» **RECORDS FOR THIS TASK**:

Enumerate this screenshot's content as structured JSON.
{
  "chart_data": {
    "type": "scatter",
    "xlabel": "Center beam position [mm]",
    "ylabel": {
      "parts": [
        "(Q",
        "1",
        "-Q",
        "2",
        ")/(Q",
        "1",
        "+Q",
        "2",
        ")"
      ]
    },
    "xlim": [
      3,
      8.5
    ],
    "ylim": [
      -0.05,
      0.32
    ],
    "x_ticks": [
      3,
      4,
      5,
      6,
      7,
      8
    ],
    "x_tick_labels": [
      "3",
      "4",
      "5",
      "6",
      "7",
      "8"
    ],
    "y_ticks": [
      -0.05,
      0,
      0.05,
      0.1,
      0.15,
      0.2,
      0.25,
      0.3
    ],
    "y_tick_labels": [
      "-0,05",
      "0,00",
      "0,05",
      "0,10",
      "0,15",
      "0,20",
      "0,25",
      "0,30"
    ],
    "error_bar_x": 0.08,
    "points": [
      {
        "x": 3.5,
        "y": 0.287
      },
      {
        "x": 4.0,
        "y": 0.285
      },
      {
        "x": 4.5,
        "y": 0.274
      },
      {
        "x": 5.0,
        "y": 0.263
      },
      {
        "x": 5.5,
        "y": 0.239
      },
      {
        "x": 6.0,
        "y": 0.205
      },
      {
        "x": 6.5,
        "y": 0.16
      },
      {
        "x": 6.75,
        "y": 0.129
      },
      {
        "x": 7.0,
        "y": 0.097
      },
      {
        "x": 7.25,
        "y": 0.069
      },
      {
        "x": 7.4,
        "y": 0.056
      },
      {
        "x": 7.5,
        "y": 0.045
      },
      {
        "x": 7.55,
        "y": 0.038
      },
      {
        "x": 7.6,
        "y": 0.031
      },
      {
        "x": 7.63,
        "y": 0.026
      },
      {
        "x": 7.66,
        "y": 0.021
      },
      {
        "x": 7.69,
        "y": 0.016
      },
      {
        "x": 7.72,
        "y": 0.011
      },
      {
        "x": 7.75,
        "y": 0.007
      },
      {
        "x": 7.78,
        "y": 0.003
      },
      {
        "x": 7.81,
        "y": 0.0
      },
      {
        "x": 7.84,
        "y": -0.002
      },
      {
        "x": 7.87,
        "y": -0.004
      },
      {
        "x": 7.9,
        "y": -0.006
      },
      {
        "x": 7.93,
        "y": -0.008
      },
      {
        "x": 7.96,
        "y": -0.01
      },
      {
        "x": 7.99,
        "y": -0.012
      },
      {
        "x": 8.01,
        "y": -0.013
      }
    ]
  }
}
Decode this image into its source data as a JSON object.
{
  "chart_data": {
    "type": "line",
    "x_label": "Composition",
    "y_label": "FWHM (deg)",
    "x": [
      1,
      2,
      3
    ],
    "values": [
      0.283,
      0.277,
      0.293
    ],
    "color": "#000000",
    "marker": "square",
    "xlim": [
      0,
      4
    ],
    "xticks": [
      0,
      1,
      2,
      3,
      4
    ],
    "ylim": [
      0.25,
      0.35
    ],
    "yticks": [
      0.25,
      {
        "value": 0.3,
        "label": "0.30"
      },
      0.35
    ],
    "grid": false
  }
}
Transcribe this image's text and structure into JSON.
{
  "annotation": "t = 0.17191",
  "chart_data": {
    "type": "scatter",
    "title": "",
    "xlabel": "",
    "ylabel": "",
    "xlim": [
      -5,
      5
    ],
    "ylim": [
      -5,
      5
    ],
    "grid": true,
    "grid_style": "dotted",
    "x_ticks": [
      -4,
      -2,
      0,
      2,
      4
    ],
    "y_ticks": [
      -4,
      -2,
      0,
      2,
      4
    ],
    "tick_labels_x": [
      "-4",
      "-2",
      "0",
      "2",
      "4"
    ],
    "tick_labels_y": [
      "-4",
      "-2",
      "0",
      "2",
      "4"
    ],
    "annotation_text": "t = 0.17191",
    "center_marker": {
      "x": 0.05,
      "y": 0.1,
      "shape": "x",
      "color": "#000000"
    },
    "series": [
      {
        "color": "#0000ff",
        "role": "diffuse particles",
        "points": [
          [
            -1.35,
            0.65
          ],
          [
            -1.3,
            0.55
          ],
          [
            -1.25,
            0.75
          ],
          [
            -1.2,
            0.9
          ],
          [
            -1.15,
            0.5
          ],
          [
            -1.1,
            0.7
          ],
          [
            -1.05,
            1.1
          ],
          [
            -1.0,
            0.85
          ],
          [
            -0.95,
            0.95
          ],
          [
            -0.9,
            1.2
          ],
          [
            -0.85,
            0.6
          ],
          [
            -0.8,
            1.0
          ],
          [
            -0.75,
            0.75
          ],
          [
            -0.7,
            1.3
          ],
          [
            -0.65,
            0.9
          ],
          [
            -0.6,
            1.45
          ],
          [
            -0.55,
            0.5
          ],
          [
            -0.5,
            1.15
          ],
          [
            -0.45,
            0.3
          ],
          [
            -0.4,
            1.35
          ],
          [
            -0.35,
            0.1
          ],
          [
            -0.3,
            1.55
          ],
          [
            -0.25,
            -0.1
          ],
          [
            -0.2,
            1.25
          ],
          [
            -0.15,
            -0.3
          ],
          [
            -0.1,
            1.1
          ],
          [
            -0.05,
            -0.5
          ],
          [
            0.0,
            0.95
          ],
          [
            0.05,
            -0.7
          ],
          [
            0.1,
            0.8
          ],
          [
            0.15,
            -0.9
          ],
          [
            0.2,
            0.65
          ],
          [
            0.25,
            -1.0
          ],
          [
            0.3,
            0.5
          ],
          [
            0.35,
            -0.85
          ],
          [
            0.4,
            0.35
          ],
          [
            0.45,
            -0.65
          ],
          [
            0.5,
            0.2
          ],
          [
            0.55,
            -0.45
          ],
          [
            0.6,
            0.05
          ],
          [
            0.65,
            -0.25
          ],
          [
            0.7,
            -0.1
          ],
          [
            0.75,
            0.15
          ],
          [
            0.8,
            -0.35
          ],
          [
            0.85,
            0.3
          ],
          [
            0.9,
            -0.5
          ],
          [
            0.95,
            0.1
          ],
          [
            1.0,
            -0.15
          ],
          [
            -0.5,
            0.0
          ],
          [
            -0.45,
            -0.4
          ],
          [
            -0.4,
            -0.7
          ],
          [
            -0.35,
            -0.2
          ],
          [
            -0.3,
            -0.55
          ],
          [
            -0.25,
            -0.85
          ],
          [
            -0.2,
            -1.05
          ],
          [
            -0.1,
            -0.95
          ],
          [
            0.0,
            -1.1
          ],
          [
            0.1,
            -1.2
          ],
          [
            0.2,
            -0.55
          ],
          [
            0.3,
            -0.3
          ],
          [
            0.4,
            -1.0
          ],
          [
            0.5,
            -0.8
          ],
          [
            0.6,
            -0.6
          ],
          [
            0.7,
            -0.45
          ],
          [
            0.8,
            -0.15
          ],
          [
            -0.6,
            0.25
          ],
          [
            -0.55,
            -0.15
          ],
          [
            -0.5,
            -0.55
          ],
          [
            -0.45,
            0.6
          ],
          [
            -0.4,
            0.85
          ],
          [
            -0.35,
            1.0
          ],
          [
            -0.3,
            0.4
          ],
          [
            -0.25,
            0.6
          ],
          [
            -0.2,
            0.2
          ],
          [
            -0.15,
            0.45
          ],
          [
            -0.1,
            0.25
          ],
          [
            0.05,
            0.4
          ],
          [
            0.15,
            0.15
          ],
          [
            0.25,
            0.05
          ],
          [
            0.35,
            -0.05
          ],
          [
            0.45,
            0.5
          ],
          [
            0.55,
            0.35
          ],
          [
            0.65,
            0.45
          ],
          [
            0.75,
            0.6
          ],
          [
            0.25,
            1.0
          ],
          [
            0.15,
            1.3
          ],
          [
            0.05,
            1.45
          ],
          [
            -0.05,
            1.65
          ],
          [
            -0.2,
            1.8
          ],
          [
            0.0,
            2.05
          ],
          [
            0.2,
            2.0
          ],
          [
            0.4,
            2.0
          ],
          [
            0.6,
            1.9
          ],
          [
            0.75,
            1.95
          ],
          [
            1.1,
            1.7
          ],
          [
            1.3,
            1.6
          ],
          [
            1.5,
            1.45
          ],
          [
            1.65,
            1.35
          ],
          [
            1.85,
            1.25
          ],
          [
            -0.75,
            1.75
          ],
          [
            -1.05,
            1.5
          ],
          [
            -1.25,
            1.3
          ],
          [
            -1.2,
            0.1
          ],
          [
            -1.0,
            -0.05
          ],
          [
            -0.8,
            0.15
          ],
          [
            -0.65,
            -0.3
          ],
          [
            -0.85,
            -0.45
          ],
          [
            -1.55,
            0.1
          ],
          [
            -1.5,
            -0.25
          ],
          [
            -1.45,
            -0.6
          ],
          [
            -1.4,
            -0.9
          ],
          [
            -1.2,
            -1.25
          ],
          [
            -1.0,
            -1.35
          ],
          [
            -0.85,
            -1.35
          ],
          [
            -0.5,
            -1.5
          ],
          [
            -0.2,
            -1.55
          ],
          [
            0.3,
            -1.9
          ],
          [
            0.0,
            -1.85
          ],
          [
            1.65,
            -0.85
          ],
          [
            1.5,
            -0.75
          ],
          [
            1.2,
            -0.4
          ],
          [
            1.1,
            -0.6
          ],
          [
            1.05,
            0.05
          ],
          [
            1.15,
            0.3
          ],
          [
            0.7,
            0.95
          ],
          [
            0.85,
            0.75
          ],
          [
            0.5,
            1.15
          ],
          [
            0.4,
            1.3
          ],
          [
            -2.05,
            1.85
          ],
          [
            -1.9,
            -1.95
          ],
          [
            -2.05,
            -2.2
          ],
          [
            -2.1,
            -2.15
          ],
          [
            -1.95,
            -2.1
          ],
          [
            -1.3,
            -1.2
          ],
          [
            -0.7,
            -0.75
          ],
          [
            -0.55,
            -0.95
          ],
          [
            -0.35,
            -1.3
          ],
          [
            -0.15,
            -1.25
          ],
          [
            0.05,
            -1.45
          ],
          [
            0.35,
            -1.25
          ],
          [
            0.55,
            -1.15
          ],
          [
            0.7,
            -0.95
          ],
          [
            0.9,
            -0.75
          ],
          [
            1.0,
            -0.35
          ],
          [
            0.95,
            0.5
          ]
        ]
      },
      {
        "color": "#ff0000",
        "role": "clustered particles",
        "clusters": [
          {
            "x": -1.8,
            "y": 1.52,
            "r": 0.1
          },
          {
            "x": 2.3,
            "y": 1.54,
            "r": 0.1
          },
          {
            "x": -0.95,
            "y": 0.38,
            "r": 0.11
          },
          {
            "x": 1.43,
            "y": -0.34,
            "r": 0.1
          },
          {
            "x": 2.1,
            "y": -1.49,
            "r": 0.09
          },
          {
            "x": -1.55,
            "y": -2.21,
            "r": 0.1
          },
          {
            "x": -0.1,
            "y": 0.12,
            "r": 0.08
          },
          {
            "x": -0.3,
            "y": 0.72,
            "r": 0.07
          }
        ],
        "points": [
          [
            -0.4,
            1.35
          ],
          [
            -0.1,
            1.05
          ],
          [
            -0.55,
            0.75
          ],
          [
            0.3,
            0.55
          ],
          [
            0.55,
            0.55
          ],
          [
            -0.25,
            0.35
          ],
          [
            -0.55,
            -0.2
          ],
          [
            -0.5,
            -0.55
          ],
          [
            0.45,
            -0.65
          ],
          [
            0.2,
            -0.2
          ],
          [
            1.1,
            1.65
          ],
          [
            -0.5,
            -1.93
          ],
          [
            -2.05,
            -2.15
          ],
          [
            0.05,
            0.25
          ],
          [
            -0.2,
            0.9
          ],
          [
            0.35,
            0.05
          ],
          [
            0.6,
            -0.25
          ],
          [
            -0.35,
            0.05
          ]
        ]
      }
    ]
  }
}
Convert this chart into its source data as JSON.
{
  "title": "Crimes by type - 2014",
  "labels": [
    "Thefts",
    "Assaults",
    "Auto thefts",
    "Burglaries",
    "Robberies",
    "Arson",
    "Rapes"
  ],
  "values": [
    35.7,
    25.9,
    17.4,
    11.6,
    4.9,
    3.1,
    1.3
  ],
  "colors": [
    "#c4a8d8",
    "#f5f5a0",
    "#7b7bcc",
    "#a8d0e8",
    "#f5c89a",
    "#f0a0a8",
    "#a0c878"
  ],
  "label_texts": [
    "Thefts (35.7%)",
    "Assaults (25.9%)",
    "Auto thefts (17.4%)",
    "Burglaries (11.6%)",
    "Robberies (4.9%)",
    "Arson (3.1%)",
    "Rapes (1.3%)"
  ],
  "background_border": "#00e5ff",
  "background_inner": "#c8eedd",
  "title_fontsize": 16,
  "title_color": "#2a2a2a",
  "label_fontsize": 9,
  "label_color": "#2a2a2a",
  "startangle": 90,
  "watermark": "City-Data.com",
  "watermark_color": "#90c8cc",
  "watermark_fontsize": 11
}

» **WHAT TO WORK ON**: In the entries above, find every line with the word "xlabel" and list it.

» **EXERCISE RESPONSE**:
    "xlabel": "Center beam position [mm]",
    "xlabel": "",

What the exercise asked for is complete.